* **DIRECTIONS FOR THIS TASK**
From the listing below, extract every line containing "high".

-.-.-

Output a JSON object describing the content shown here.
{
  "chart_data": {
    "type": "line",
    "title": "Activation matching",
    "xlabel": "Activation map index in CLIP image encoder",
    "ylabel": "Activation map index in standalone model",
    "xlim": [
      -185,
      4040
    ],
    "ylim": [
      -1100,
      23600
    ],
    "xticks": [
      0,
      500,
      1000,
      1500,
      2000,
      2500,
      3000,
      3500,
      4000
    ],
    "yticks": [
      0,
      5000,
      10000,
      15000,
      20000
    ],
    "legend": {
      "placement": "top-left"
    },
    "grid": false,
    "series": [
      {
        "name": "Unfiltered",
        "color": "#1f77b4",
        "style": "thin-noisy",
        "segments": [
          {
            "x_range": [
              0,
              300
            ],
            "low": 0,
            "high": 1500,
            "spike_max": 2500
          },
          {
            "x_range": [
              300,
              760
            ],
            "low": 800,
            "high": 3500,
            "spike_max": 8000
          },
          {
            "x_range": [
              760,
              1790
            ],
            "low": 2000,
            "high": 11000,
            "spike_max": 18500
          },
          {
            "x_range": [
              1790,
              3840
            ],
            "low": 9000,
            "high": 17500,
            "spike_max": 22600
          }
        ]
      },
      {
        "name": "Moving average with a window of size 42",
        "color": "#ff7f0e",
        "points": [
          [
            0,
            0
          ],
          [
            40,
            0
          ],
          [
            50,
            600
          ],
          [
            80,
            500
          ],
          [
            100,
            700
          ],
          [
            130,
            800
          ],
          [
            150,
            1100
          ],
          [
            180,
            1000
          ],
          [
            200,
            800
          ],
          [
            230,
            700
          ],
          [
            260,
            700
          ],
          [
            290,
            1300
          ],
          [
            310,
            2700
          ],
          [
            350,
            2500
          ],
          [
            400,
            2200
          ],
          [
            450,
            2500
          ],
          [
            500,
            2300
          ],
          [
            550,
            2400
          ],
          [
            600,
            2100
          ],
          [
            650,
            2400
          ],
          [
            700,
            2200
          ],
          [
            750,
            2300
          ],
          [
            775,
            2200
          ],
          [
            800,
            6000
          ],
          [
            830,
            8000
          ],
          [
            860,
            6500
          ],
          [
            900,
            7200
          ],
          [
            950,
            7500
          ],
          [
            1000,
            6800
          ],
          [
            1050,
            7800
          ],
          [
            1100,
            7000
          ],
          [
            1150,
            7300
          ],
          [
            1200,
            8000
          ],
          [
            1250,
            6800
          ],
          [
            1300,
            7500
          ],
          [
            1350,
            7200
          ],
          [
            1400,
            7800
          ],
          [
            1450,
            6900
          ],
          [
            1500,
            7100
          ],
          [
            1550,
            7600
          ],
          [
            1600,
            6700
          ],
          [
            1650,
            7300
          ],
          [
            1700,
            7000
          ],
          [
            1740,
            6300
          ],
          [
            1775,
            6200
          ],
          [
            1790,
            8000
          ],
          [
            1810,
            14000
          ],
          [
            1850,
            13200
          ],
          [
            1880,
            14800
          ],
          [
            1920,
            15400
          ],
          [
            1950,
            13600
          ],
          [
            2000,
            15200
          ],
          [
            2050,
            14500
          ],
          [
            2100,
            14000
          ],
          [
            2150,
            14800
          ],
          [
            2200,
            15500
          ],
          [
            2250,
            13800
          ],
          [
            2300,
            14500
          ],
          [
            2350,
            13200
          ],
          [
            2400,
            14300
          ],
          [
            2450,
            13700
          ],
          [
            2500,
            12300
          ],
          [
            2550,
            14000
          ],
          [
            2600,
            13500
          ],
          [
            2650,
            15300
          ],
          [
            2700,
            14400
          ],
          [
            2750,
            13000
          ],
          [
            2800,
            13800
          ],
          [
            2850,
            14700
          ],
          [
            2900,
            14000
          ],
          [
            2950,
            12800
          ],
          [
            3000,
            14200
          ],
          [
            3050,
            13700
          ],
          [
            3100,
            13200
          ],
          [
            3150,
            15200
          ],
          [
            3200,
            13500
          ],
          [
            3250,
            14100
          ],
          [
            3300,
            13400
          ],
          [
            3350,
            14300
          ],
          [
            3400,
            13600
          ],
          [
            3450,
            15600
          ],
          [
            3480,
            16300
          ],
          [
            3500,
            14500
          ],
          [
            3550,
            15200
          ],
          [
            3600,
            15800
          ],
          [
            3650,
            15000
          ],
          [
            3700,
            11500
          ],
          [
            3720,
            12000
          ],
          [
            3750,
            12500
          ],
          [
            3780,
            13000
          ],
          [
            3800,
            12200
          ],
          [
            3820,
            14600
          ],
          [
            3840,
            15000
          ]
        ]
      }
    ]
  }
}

-.-.-

* **RESULT OF THIS EXERCISE**
            "high": 1500,
            "high": 3500,
            "high": 11000,
            "high": 17500,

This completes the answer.